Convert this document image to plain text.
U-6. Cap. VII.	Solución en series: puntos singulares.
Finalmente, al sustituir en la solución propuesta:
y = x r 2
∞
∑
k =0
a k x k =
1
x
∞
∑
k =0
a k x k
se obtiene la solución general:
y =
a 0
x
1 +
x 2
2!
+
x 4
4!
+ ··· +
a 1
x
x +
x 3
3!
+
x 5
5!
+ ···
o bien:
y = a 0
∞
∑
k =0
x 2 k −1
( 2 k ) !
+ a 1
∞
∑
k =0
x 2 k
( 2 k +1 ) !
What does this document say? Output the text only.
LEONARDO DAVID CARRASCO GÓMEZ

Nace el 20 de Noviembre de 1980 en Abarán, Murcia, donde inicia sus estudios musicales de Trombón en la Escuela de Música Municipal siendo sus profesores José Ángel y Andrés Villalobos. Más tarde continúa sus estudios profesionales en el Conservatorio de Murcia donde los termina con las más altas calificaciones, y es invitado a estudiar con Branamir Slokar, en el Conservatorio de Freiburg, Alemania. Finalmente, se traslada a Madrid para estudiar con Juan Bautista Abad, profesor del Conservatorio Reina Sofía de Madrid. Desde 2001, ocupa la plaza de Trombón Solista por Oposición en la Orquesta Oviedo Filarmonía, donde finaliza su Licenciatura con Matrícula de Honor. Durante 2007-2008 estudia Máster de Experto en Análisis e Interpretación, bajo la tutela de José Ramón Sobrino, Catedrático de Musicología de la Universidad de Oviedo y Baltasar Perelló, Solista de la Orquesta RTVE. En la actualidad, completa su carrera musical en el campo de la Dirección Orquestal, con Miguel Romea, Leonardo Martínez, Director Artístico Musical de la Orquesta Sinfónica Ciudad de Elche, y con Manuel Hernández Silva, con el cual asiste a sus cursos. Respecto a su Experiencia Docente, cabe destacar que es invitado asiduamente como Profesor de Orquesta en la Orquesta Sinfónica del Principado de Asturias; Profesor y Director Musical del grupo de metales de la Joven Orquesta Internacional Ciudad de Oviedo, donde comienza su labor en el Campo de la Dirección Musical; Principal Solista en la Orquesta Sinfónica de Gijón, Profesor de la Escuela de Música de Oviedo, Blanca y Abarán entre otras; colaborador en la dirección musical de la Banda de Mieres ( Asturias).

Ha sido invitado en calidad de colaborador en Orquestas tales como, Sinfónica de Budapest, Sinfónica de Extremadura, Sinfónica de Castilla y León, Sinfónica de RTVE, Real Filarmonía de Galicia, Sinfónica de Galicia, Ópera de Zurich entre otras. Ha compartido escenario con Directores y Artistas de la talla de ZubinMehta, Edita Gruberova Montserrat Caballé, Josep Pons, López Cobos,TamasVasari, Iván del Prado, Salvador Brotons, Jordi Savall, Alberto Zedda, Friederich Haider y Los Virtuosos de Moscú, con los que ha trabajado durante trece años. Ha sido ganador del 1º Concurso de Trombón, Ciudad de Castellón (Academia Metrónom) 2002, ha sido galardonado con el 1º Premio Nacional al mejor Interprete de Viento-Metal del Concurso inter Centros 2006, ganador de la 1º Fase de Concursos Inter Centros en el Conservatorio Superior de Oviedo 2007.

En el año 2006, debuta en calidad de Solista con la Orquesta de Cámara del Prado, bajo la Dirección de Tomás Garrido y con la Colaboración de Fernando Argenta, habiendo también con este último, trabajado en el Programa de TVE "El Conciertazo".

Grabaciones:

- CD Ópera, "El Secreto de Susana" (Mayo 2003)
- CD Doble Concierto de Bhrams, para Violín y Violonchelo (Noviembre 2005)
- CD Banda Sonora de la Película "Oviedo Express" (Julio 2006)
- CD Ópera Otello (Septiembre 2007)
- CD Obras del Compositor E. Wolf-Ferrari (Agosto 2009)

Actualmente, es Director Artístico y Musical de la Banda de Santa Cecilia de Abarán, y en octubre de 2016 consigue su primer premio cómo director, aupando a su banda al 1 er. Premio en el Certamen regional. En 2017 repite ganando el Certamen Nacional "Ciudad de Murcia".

**The problem**
In the lines above, find each one with "document" and list it.

**Exercise solution**
Convert this document image to plain text.
What does this document say? Output the text only.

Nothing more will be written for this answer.